Print the records below exactly as they appear. Omit all pictures.
────────────────────────────────────────
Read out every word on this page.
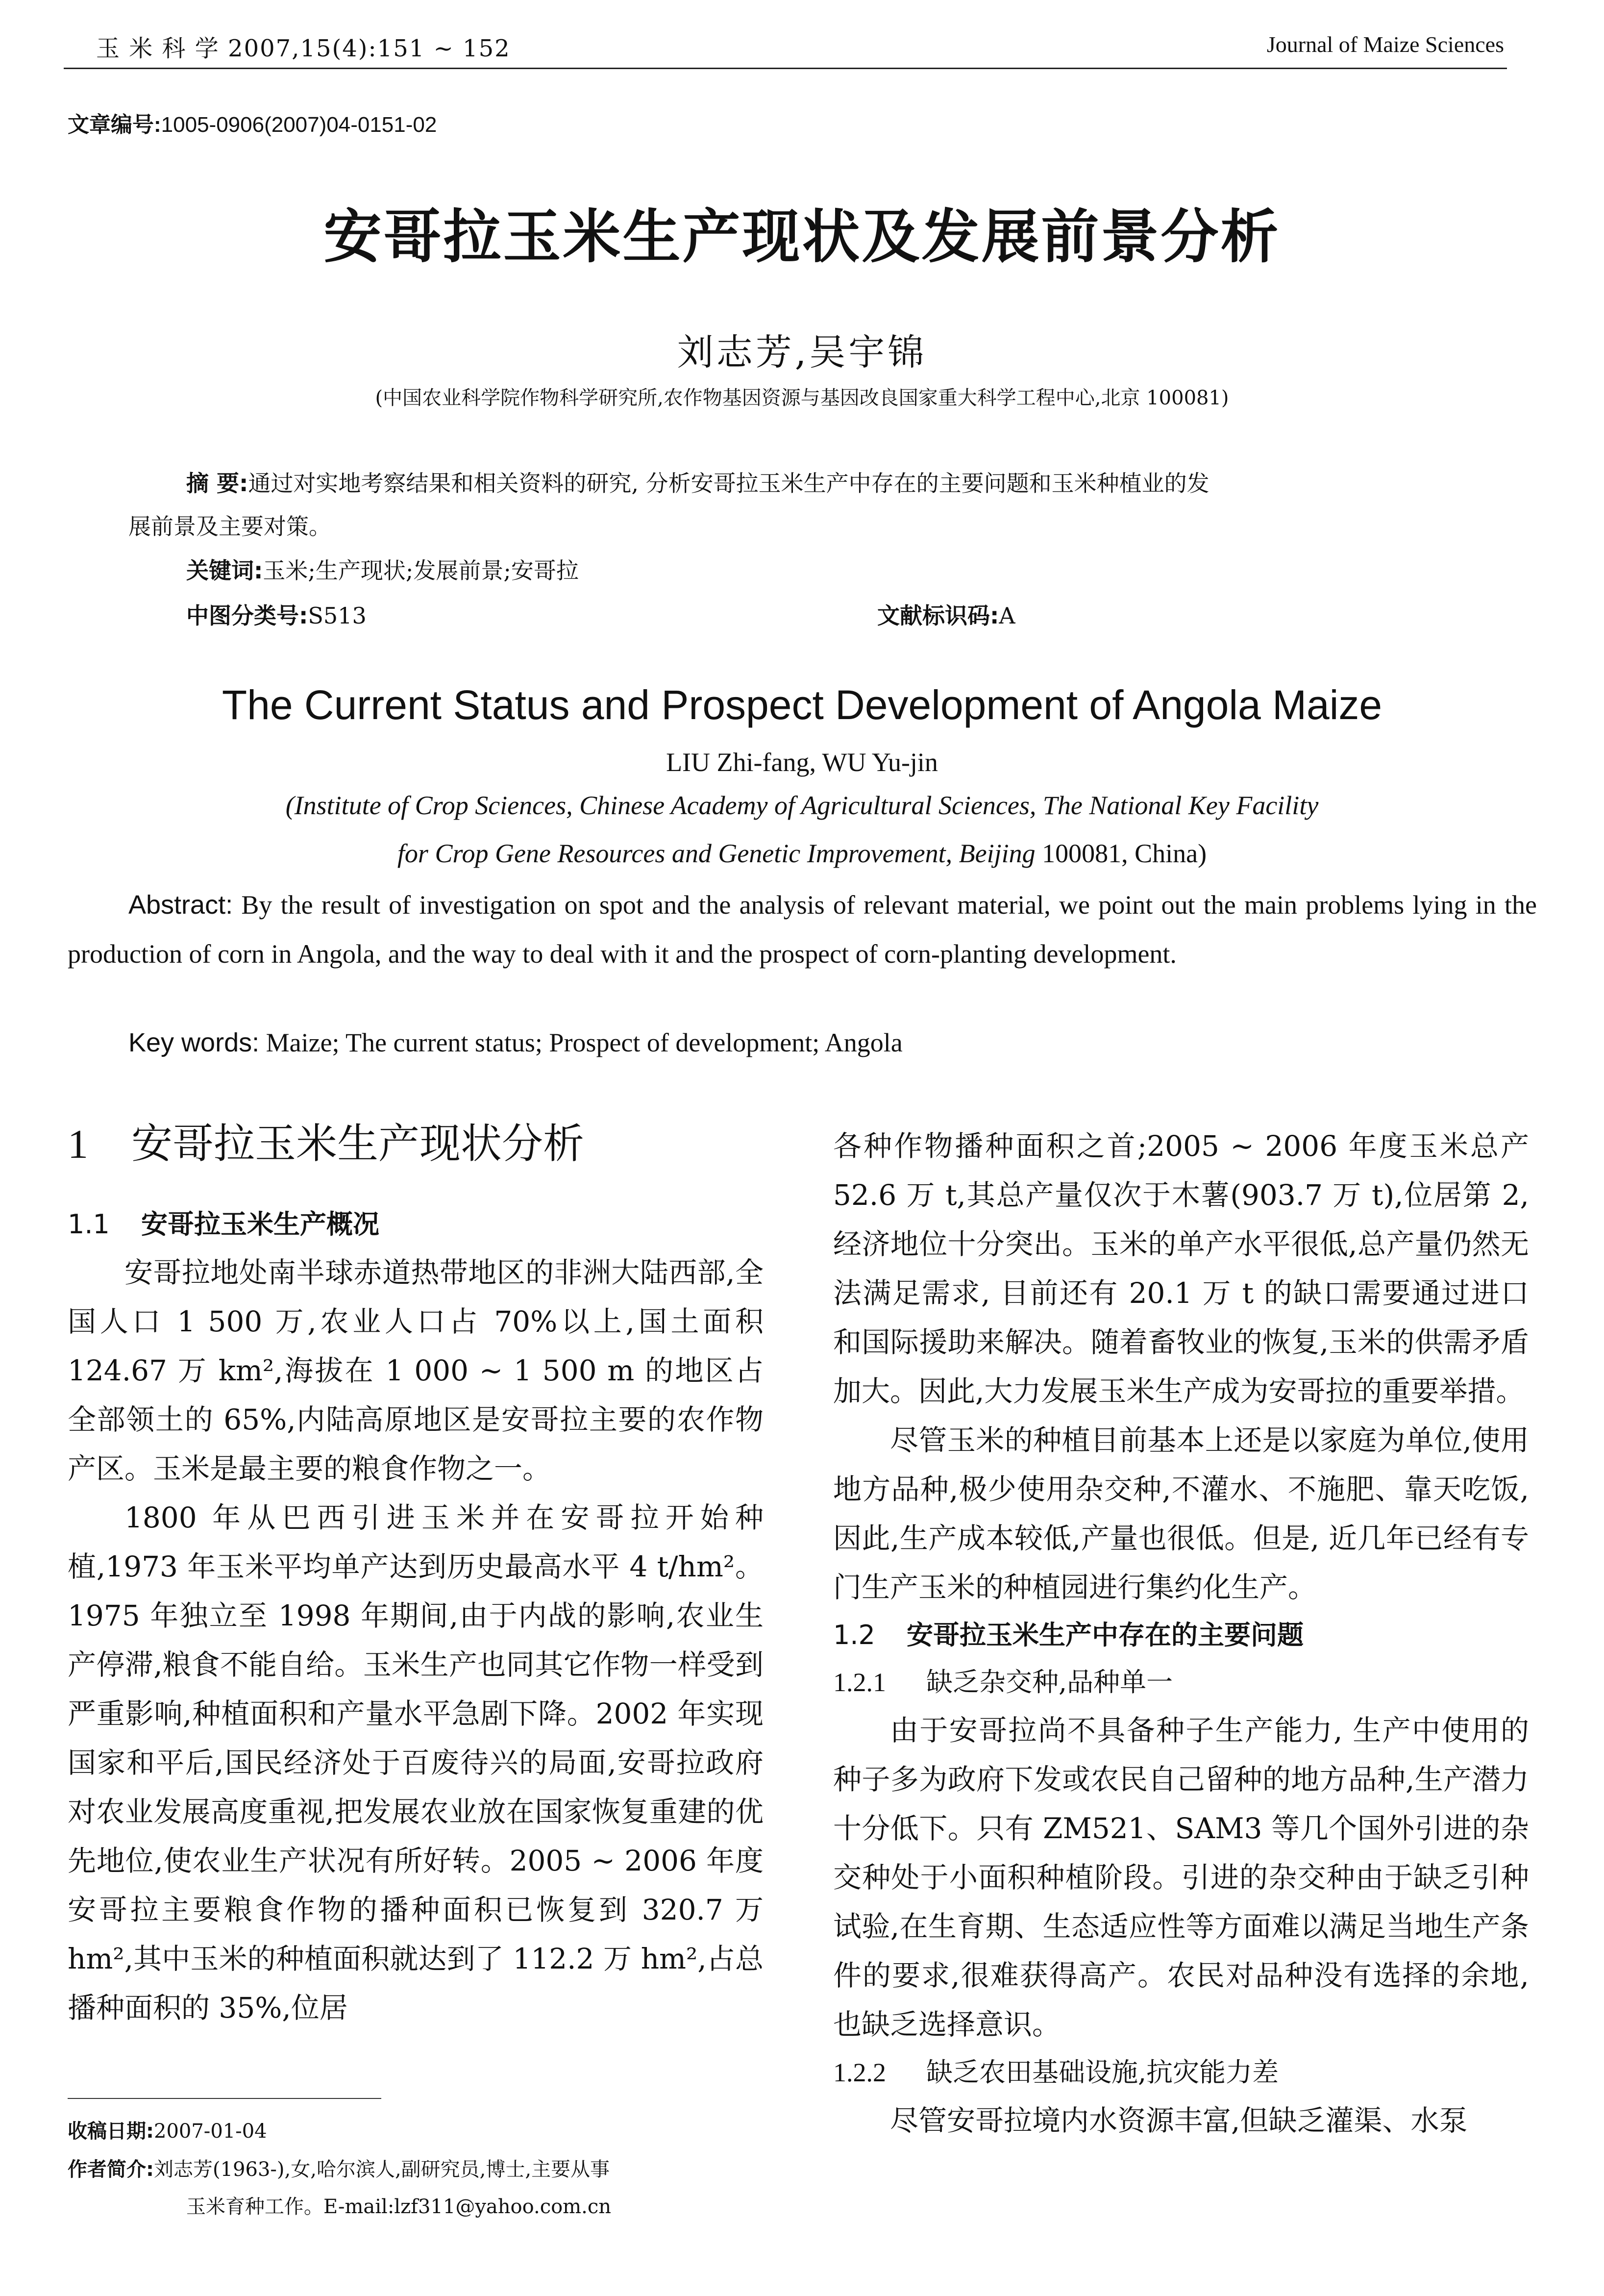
玉 米 科 学 2007,15(4):151 ~ 152	Journal of Maize Sciences
文章编号:1005-0906(2007)04-0151-02
安哥拉玉米生产现状及发展前景分析
刘志芳,吴宇锦
(中国农业科学院作物科学研究所,农作物基因资源与基因改良国家重大科学工程中心,北京 100081)
摘 要:通过对实地考察结果和相关资料的研究, 分析安哥拉玉米生产中存在的主要问题和玉米种植业的发
展前景及主要对策。
关键词:玉米;生产现状;发展前景;安哥拉
中图分类号:S513	文献标识码:A
The Current Status and Prospect Development of Angola Maize
LIU Zhi-fang, WU Yu-jin
(Institute of Crop Sciences, Chinese Academy of Agricultural Sciences, The National Key Facility
for Crop Gene Resources and Genetic Improvement, Beijing 100081, China)
Abstract: By the result of investigation on spot and the analysis of relevant material, we point out the main problems lying in the production of corn in Angola, and the way to deal with it and the prospect of corn-planting development.
Key words: Maize; The current status; Prospect of development; Angola
1 安哥拉玉米生产现状分析
1.1 安哥拉玉米生产概况

安哥拉地处南半球赤道热带地区的非洲大陆西部,全国人口 1 500 万,农业人口占 70%以上,国土面积 124.67 万 km²,海拔在 1 000 ~ 1 500 m 的地区占全部领土的 65%,内陆高原地区是安哥拉主要的农作物产区。玉米是最主要的粮食作物之一。

1800 年从巴西引进玉米并在安哥拉开始种植,1973 年玉米平均单产达到历史最高水平 4 t/hm²。1975 年独立至 1998 年期间,由于内战的影响,农业生产停滞,粮食不能自给。玉米生产也同其它作物一样受到严重影响,种植面积和产量水平急剧下降。2002 年实现国家和平后,国民经济处于百废待兴的局面,安哥拉政府对农业发展高度重视,把发展农业放在国家恢复重建的优先地位,使农业生产状况有所好转。2005 ~ 2006 年度安哥拉主要粮食作物的播种面积已恢复到 320.7 万 hm²,其中玉米的种植面积就达到了 112.2 万 hm²,占总播种面积的 35%,位居

各种作物播种面积之首;2005 ~ 2006 年度玉米总产 52.6 万 t,其总产量仅次于木薯(903.7 万 t),位居第 2,经济地位十分突出。玉米的单产水平很低,总产量仍然无法满足需求, 目前还有 20.1 万 t 的缺口需要通过进口和国际援助来解决。随着畜牧业的恢复,玉米的供需矛盾加大。因此,大力发展玉米生产成为安哥拉的重要举措。

尽管玉米的种植目前基本上还是以家庭为单位,使用地方品种,极少使用杂交种,不灌水、不施肥、靠天吃饭,因此,生产成本较低,产量也很低。但是, 近几年已经有专门生产玉米的种植园进行集约化生产。

1.2 安哥拉玉米生产中存在的主要问题
1.2.1 缺乏杂交种,品种单一

由于安哥拉尚不具备种子生产能力, 生产中使用的种子多为政府下发或农民自己留种的地方品种,生产潜力十分低下。只有 ZM521、SAM3 等几个国外引进的杂交种处于小面积种植阶段。引进的杂交种由于缺乏引种试验,在生育期、生态适应性等方面难以满足当地生产条件的要求,很难获得高产。农民对品种没有选择的余地,也缺乏选择意识。

1.2.2 缺乏农田基础设施,抗灾能力差

尽管安哥拉境内水资源丰富,但缺乏灌渠、水泵

收稿日期:2007-01-04
作者简介:刘志芳(1963-),女,哈尔滨人,副研究员,博士,主要从事
玉米育种工作。E-mail:lzf311@yahoo.com.cn
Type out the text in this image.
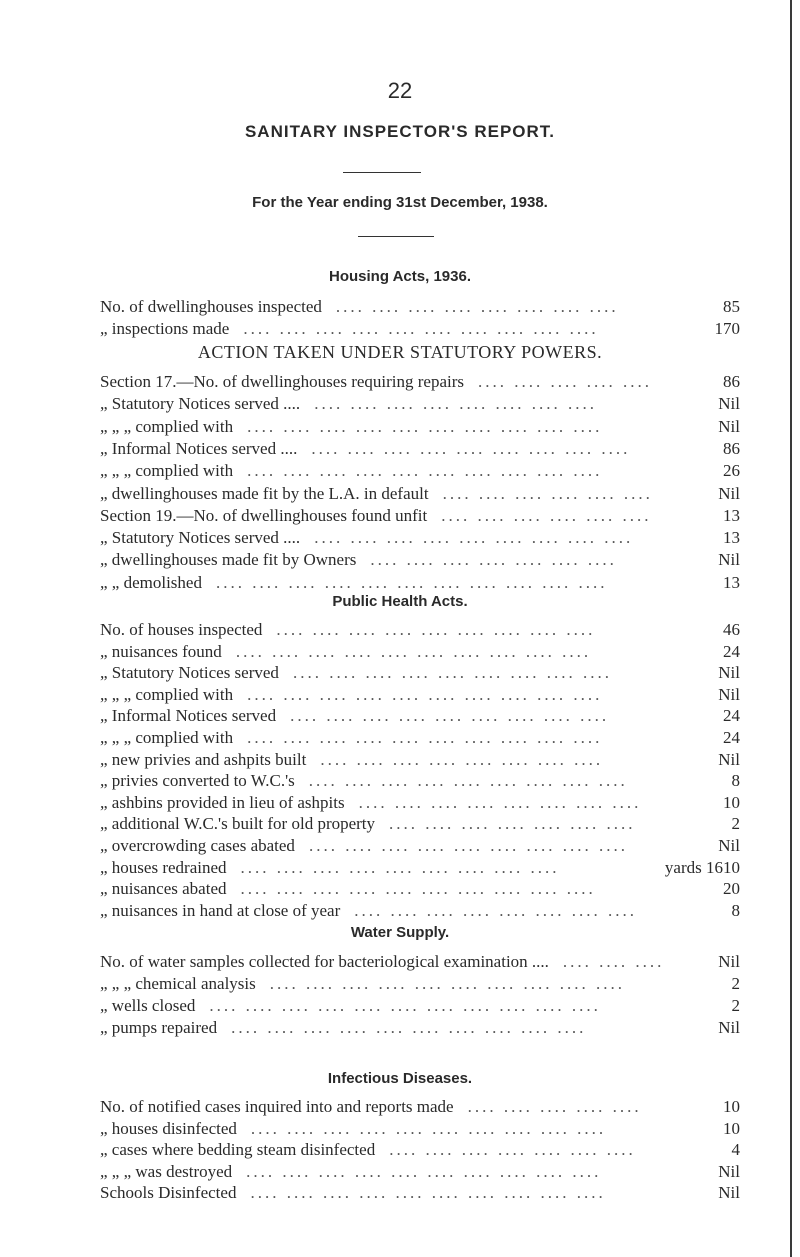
22
SANITARY INSPECTOR'S REPORT.
For the Year ending 31st December, 1938.
Housing Acts, 1936.
No. of dwellinghouses inspected	85
.... .... .... .... .... .... .... ....
„ inspections made	170
.... .... .... .... .... .... .... .... .... ....
ACTION TAKEN UNDER STATUTORY POWERS.
Section 17.—No. of dwellinghouses requiring repairs	86
.... .... .... .... ....
„ Statutory Notices served ....	Nil
.... .... .... .... .... .... .... ....
„ „ „ complied with	Nil
.... .... .... .... .... .... .... .... .... ....
„ Informal Notices served ....	86
.... .... .... .... .... .... .... .... ....
„ „ „ complied with	26
.... .... .... .... .... .... .... .... .... ....
„ dwellinghouses made fit by the L.A. in default	Nil
.... .... .... .... .... ....
Section 19.—No. of dwellinghouses found unfit	13
.... .... .... .... .... ....
„ Statutory Notices served ....	13
.... .... .... .... .... .... .... .... ....
„ dwellinghouses made fit by Owners	Nil
.... .... .... .... .... .... ....
„ „ demolished	13
.... .... .... .... .... .... .... .... .... .... ....
Public Health Acts.
No. of houses inspected	46
.... .... .... .... .... .... .... .... ....
„ nuisances found	24
.... .... .... .... .... .... .... .... .... ....
„ Statutory Notices served	Nil
.... .... .... .... .... .... .... .... ....
„ „ „ complied with	Nil
.... .... .... .... .... .... .... .... .... ....
„ Informal Notices served	24
.... .... .... .... .... .... .... .... ....
„ „ „ complied with	24
.... .... .... .... .... .... .... .... .... ....
„ new privies and ashpits built	Nil
.... .... .... .... .... .... .... ....
„ privies converted to W.C.'s	8
.... .... .... .... .... .... .... .... ....
„ ashbins provided in lieu of ashpits	10
.... .... .... .... .... .... .... ....
„ additional W.C.'s built for old property	2
.... .... .... .... .... .... ....
„ overcrowding cases abated	Nil
.... .... .... .... .... .... .... .... ....
„ houses redrained	yards 1610
.... .... .... .... .... .... .... .... ....
„ nuisances abated	20
.... .... .... .... .... .... .... .... .... ....
„ nuisances in hand at close of year	8
.... .... .... .... .... .... .... ....
Water Supply.
No. of water samples collected for bacteriological examination ....	Nil
.... .... ....
„ „ „ chemical analysis	2
.... .... .... .... .... .... .... .... .... ....
„ wells closed	2
.... .... .... .... .... .... .... .... .... .... ....
„ pumps repaired	Nil
.... .... .... .... .... .... .... .... .... ....
Infectious Diseases.
No. of notified cases inquired into and reports made	10
.... .... .... .... ....
„ houses disinfected	10
.... .... .... .... .... .... .... .... .... ....
„ cases where bedding steam disinfected	4
.... .... .... .... .... .... ....
„ „ „ was destroyed	Nil
.... .... .... .... .... .... .... .... .... ....
Schools Disinfected	Nil
.... .... .... .... .... .... .... .... .... ....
────────────────────────────────────────
#### [Task answer]
Read out every word on this page.
玉 米 科 学 2007,15(4):151 ~ 152	Journal of Maize Sciences
文章编号:1005-0906(2007)04-0151-02
安哥拉玉米生产现状及发展前景分析
刘志芳,吴宇锦
(中国农业科学院作物科学研究所,农作物基因资源与基因改良国家重大科学工程中心,北京 100081)
摘 要:通过对实地考察结果和相关资料的研究, 分析安哥拉玉米生产中存在的主要问题和玉米种植业的发
展前景及主要对策。
关键词:玉米;生产现状;发展前景;安哥拉
中图分类号:S513	文献标识码:A
The Current Status and Prospect Development of Angola Maize
LIU Zhi-fang, WU Yu-jin
(Institute of Crop Sciences, Chinese Academy of Agricultural Sciences, The National Key Facility
for Crop Gene Resources and Genetic Improvement, Beijing 100081, China)
Abstract: By the result of investigation on spot and the analysis of relevant material, we point out the main problems lying in the production of corn in Angola, and the way to deal with it and the prospect of corn-planting development.
Key words: Maize; The current status; Prospect of development; Angola
1 安哥拉玉米生产现状分析
1.1 安哥拉玉米生产概况

安哥拉地处南半球赤道热带地区的非洲大陆西部,全国人口 1 500 万,农业人口占 70%以上,国土面积 124.67 万 km²,海拔在 1 000 ~ 1 500 m 的地区占全部领土的 65%,内陆高原地区是安哥拉主要的农作物产区。玉米是最主要的粮食作物之一。

1800 年从巴西引进玉米并在安哥拉开始种植,1973 年玉米平均单产达到历史最高水平 4 t/hm²。1975 年独立至 1998 年期间,由于内战的影响,农业生产停滞,粮食不能自给。玉米生产也同其它作物一样受到严重影响,种植面积和产量水平急剧下降。2002 年实现国家和平后,国民经济处于百废待兴的局面,安哥拉政府对农业发展高度重视,把发展农业放在国家恢复重建的优先地位,使农业生产状况有所好转。2005 ~ 2006 年度安哥拉主要粮食作物的播种面积已恢复到 320.7 万 hm²,其中玉米的种植面积就达到了 112.2 万 hm²,占总播种面积的 35%,位居

各种作物播种面积之首;2005 ~ 2006 年度玉米总产 52.6 万 t,其总产量仅次于木薯(903.7 万 t),位居第 2,经济地位十分突出。玉米的单产水平很低,总产量仍然无法满足需求, 目前还有 20.1 万 t 的缺口需要通过进口和国际援助来解决。随着畜牧业的恢复,玉米的供需矛盾加大。因此,大力发展玉米生产成为安哥拉的重要举措。

尽管玉米的种植目前基本上还是以家庭为单位,使用地方品种,极少使用杂交种,不灌水、不施肥、靠天吃饭,因此,生产成本较低,产量也很低。但是, 近几年已经有专门生产玉米的种植园进行集约化生产。

1.2 安哥拉玉米生产中存在的主要问题
1.2.1 缺乏杂交种,品种单一

由于安哥拉尚不具备种子生产能力, 生产中使用的种子多为政府下发或农民自己留种的地方品种,生产潜力十分低下。只有 ZM521、SAM3 等几个国外引进的杂交种处于小面积种植阶段。引进的杂交种由于缺乏引种试验,在生育期、生态适应性等方面难以满足当地生产条件的要求,很难获得高产。农民对品种没有选择的余地,也缺乏选择意识。

1.2.2 缺乏农田基础设施,抗灾能力差

尽管安哥拉境内水资源丰富,但缺乏灌渠、水泵

收稿日期:2007-01-04
作者简介:刘志芳(1963-),女,哈尔滨人,副研究员,博士,主要从事
玉米育种工作。E-mail:lzf311@yahoo.com.cn
Type out the text in this image.
22
SANITARY INSPECTOR'S REPORT.
For the Year ending 31st December, 1938.
Housing Acts, 1936.
No. of dwellinghouses inspected	85
.... .... .... .... .... .... .... ....
„ inspections made	170
.... .... .... .... .... .... .... .... .... ....
ACTION TAKEN UNDER STATUTORY POWERS.
Section 17.—No. of dwellinghouses requiring repairs	86
.... .... .... .... ....
„ Statutory Notices served ....	Nil
.... .... .... .... .... .... .... ....
„ „ „ complied with	Nil
.... .... .... .... .... .... .... .... .... ....
„ Informal Notices served ....	86
.... .... .... .... .... .... .... .... ....
„ „ „ complied with	26
.... .... .... .... .... .... .... .... .... ....
„ dwellinghouses made fit by the L.A. in default	Nil
.... .... .... .... .... ....
Section 19.—No. of dwellinghouses found unfit	13
.... .... .... .... .... ....
„ Statutory Notices served ....	13
.... .... .... .... .... .... .... .... ....
„ dwellinghouses made fit by Owners	Nil
.... .... .... .... .... .... ....
„ „ demolished	13
.... .... .... .... .... .... .... .... .... .... ....
Public Health Acts.
No. of houses inspected	46
.... .... .... .... .... .... .... .... ....
„ nuisances found	24
.... .... .... .... .... .... .... .... .... ....
„ Statutory Notices served	Nil
.... .... .... .... .... .... .... .... ....
„ „ „ complied with	Nil
.... .... .... .... .... .... .... .... .... ....
„ Informal Notices served	24
.... .... .... .... .... .... .... .... ....
„ „ „ complied with	24
.... .... .... .... .... .... .... .... .... ....
„ new privies and ashpits built	Nil
.... .... .... .... .... .... .... ....
„ privies converted to W.C.'s	8
.... .... .... .... .... .... .... .... ....
„ ashbins provided in lieu of ashpits	10
.... .... .... .... .... .... .... ....
„ additional W.C.'s built for old property	2
.... .... .... .... .... .... ....
„ overcrowding cases abated	Nil
.... .... .... .... .... .... .... .... ....
„ houses redrained	yards 1610
.... .... .... .... .... .... .... .... ....
„ nuisances abated	20
.... .... .... .... .... .... .... .... .... ....
„ nuisances in hand at close of year	8
.... .... .... .... .... .... .... ....
Water Supply.
No. of water samples collected for bacteriological examination ....	Nil
.... .... ....
„ „ „ chemical analysis	2
.... .... .... .... .... .... .... .... .... ....
„ wells closed	2
.... .... .... .... .... .... .... .... .... .... ....
„ pumps repaired	Nil
.... .... .... .... .... .... .... .... .... ....
Infectious Diseases.
No. of notified cases inquired into and reports made	10
.... .... .... .... ....
„ houses disinfected	10
.... .... .... .... .... .... .... .... .... ....
„ cases where bedding steam disinfected	4
.... .... .... .... .... .... ....
„ „ „ was destroyed	Nil
.... .... .... .... .... .... .... .... .... ....
Schools Disinfected	Nil
.... .... .... .... .... .... .... .... .... ....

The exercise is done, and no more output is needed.